▶ _Supplied material_:
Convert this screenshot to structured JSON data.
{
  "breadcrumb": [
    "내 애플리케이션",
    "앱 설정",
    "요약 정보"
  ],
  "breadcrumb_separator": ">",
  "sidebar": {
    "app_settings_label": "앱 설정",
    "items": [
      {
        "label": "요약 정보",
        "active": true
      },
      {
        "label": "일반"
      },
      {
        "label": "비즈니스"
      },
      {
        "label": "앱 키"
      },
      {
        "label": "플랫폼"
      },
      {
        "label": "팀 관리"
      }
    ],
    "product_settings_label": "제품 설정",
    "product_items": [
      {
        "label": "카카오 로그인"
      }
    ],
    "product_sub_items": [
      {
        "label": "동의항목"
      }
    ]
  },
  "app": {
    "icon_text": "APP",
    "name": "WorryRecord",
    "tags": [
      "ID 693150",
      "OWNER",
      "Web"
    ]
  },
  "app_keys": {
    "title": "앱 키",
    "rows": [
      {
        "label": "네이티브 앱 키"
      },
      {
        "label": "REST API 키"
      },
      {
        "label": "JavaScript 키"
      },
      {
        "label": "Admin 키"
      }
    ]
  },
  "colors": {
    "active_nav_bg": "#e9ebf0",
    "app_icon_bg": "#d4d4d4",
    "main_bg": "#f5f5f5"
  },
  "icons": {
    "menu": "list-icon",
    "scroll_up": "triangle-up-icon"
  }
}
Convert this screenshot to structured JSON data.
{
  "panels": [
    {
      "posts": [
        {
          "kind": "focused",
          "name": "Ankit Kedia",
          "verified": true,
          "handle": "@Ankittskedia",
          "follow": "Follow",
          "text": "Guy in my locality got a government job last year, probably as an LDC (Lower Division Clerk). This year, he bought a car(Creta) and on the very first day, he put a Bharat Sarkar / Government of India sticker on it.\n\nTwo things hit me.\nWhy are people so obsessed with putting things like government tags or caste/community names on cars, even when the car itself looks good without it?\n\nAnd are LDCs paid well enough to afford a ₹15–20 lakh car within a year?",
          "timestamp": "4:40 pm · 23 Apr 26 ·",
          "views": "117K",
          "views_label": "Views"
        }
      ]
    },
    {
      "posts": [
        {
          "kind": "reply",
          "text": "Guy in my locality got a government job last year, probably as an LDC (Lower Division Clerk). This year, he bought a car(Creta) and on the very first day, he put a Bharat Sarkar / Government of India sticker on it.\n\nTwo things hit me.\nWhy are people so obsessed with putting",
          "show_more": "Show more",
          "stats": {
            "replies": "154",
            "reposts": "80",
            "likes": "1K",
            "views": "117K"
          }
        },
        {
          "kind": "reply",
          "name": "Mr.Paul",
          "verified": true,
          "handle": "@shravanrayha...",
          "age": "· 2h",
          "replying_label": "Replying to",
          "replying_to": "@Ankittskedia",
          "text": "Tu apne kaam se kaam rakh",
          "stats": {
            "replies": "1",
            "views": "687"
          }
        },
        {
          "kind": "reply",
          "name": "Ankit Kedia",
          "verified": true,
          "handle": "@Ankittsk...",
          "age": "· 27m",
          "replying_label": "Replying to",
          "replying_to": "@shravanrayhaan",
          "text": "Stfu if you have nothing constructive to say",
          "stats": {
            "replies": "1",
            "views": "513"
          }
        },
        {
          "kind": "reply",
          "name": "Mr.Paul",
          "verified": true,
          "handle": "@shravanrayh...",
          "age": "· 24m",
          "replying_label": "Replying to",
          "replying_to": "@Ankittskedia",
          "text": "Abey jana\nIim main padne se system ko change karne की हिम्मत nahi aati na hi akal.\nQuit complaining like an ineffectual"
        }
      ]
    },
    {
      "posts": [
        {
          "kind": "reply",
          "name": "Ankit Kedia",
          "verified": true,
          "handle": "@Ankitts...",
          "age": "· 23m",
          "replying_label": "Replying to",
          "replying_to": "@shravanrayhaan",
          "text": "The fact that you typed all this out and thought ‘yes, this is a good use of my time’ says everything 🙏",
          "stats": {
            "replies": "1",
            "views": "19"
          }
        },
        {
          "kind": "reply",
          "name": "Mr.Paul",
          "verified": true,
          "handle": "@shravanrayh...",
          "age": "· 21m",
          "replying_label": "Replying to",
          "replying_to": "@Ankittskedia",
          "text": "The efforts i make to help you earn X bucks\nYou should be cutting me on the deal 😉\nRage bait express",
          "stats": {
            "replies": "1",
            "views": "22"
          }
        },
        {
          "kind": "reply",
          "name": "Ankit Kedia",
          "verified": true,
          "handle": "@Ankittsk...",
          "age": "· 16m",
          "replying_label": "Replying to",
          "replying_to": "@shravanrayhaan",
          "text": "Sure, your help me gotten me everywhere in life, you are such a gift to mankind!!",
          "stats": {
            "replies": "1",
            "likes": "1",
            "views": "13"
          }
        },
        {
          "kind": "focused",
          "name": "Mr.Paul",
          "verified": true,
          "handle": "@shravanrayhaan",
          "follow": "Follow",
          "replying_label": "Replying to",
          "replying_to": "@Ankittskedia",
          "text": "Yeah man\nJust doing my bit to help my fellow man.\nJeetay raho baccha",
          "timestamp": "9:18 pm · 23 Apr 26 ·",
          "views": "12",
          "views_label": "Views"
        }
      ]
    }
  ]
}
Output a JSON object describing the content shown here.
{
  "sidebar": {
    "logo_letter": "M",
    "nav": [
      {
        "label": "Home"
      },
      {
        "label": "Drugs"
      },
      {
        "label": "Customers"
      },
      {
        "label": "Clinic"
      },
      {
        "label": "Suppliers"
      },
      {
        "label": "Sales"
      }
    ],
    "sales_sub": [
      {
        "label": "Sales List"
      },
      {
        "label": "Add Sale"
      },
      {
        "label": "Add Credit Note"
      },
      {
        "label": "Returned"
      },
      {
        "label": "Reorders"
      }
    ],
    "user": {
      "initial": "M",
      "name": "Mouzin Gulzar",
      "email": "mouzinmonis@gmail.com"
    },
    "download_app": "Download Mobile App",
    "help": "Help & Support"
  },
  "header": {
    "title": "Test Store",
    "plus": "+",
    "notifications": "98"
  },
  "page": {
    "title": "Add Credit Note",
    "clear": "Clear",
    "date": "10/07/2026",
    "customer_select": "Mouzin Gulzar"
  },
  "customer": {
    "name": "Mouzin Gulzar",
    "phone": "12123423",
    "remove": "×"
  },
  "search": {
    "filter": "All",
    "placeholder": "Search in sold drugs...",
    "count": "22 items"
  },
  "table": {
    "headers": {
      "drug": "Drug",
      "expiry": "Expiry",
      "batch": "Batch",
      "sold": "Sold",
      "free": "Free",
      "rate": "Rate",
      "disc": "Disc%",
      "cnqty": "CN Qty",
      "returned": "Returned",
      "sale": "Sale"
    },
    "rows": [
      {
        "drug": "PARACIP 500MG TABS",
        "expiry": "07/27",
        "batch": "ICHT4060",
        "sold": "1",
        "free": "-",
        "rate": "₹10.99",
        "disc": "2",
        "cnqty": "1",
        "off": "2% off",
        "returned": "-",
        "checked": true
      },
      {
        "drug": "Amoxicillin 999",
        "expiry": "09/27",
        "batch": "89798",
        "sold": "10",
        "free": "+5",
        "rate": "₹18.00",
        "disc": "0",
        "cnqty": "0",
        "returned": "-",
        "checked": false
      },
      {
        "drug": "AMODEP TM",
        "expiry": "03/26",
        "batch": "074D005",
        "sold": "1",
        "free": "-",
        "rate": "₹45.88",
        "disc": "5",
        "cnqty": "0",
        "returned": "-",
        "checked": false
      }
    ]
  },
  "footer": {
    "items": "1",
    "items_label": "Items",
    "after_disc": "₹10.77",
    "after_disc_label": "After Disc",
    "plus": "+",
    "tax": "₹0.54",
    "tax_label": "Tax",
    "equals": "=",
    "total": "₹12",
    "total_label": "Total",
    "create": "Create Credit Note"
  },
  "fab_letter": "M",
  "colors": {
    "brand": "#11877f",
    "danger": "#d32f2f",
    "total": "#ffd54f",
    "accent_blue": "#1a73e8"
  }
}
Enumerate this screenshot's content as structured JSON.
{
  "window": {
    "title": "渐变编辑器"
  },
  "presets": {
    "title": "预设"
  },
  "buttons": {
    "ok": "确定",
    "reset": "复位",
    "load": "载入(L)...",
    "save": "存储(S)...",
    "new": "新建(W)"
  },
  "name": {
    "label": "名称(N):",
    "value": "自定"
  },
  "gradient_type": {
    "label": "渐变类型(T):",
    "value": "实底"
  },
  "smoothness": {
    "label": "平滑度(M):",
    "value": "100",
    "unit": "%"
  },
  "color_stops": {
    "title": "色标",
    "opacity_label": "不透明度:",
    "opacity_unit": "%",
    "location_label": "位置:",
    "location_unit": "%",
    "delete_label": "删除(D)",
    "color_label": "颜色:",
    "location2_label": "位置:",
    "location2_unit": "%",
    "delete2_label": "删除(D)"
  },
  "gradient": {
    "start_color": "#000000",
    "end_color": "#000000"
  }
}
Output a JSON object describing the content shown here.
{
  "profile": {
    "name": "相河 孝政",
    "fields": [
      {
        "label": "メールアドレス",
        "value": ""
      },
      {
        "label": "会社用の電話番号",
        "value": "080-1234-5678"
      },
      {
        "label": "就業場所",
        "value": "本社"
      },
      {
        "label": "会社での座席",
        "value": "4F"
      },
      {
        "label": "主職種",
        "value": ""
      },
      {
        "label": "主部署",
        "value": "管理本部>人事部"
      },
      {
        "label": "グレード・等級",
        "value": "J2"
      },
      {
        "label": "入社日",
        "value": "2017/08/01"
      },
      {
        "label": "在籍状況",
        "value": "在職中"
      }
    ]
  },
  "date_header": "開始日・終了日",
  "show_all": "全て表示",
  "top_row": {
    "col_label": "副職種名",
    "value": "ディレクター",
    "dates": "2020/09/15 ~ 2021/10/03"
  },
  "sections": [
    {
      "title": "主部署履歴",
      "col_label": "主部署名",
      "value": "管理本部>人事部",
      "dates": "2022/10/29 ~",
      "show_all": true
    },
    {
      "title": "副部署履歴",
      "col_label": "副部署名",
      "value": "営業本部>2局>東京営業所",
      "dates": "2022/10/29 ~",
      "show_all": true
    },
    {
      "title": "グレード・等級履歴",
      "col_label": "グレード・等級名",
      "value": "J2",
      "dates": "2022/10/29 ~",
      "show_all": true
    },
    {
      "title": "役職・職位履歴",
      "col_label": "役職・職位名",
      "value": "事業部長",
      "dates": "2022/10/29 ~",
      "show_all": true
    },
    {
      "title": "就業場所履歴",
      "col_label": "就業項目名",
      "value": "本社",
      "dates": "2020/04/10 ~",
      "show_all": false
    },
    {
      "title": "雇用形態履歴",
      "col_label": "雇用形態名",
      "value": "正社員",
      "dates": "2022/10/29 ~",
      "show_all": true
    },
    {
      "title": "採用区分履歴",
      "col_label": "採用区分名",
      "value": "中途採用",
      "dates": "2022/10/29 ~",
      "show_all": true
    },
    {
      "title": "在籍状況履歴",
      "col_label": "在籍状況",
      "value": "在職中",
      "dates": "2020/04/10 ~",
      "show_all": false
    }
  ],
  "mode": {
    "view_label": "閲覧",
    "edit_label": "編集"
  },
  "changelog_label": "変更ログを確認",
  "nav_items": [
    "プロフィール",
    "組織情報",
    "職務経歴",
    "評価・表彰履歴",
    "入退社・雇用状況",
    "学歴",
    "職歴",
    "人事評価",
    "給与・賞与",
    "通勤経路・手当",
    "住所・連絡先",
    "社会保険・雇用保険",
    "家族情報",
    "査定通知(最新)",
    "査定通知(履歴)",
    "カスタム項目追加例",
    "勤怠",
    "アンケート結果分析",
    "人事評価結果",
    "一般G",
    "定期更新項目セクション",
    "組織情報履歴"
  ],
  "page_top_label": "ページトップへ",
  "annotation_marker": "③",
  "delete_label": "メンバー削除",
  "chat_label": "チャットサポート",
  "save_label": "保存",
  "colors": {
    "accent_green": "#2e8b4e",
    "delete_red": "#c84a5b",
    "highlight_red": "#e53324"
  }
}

▶ _Exercise requirements_:
Determine how many lines of the data contain "bought" and give nothing but that number.

▶ _Result of the exercise_:
2